__Instructions to follow__. Tally how many lines include "prognoser". The number is the whole answer.

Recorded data
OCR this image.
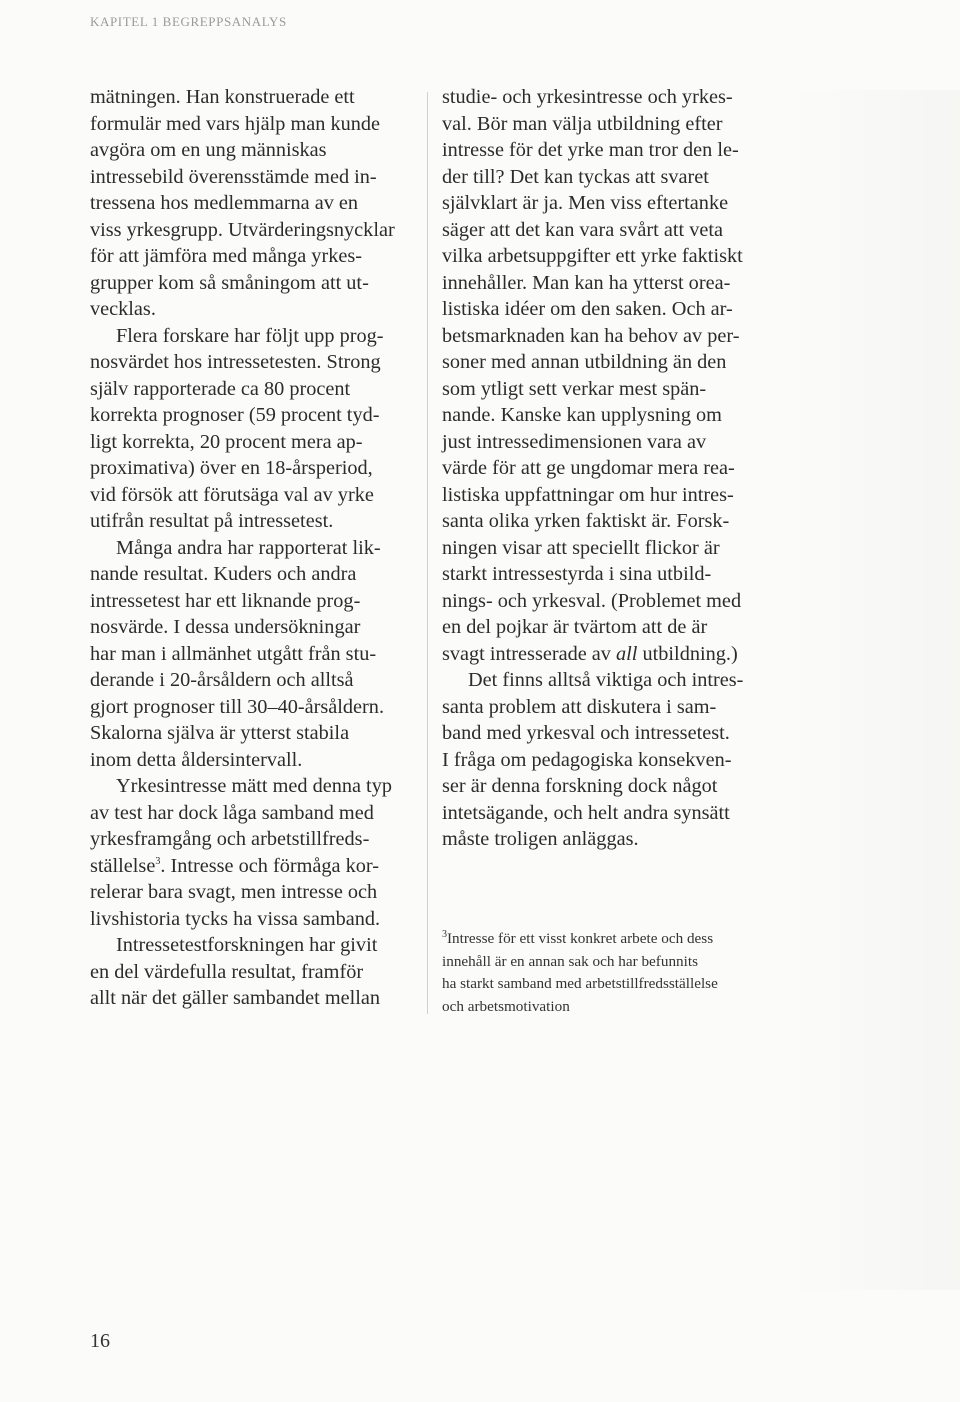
KAPITEL 1 BEGREPPSANALYS

mätningen. Han konstruerade ett
formulär med vars hjälp man kunde
avgöra om en ung människas
intressebild överensstämde med in-
tressena hos medlemmarna av en
viss yrkesgrupp. Utvärderingsnycklar
för att jämföra med många yrkes-
grupper kom så småningom att ut-
vecklas.

Flera forskare har följt upp prog-
nosvärdet hos intressetesten. Strong
själv rapporterade ca 80 procent
korrekta prognoser (59 procent tyd-
ligt korrekta, 20 procent mera ap-
proximativa) över en 18-årsperiod,
vid försök att förutsäga val av yrke
utifrån resultat på intressetest.

Många andra har rapporterat lik-
nande resultat. Kuders och andra
intressetest har ett liknande prog-
nosvärde. I dessa undersökningar
har man i allmänhet utgått från stu-
derande i 20-årsåldern och alltså
gjort prognoser till 30–40-årsåldern.
Skalorna själva är ytterst stabila
inom detta åldersintervall.

Yrkesintresse mätt med denna typ
av test har dock låga samband med
yrkesframgång och arbetstillfreds-
ställelse$^3$. Intresse och förmåga kor-
relerar bara svagt, men intresse och
livshistoria tycks ha vissa samband.

Intressetestforskningen har givit
en del värdefulla resultat, framför
allt när det gäller sambandet mellan

studie- och yrkesintresse och yrkes-
val. Bör man välja utbildning efter
intresse för det yrke man tror den le-
der till? Det kan tyckas att svaret
självklart är ja. Men viss eftertanke
säger att det kan vara svårt att veta
vilka arbetsuppgifter ett yrke faktiskt
innehåller. Man kan ha ytterst orea-
listiska idéer om den saken. Och ar-
betsmarknaden kan ha behov av per-
soner med annan utbildning än den
som ytligt sett verkar mest spän-
nande. Kanske kan upplysning om
just intressedimensionen vara av
värde för att ge ungdomar mera rea-
listiska uppfattningar om hur intres-
santa olika yrken faktiskt är. Forsk-
ningen visar att speciellt flickor är
starkt intressestyrda i sina utbild-
nings- och yrkesval. (Problemet med
en del pojkar är tvärtom att de är
svagt intresserade av all utbildning.)

Det finns alltså viktiga och intres-
santa problem att diskutera i sam-
band med yrkesval och intressetest.
I fråga om pedagogiska konsekven-
ser är denna forskning dock något
intetsägande, och helt andra synsätt
måste troligen anläggas.

$^3$Intresse för ett visst konkret arbete och dess
innehåll är en annan sak och har befunnits
ha starkt samband med arbetstillfredsställelse
och arbetsmotivation
16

__Final answer__. 2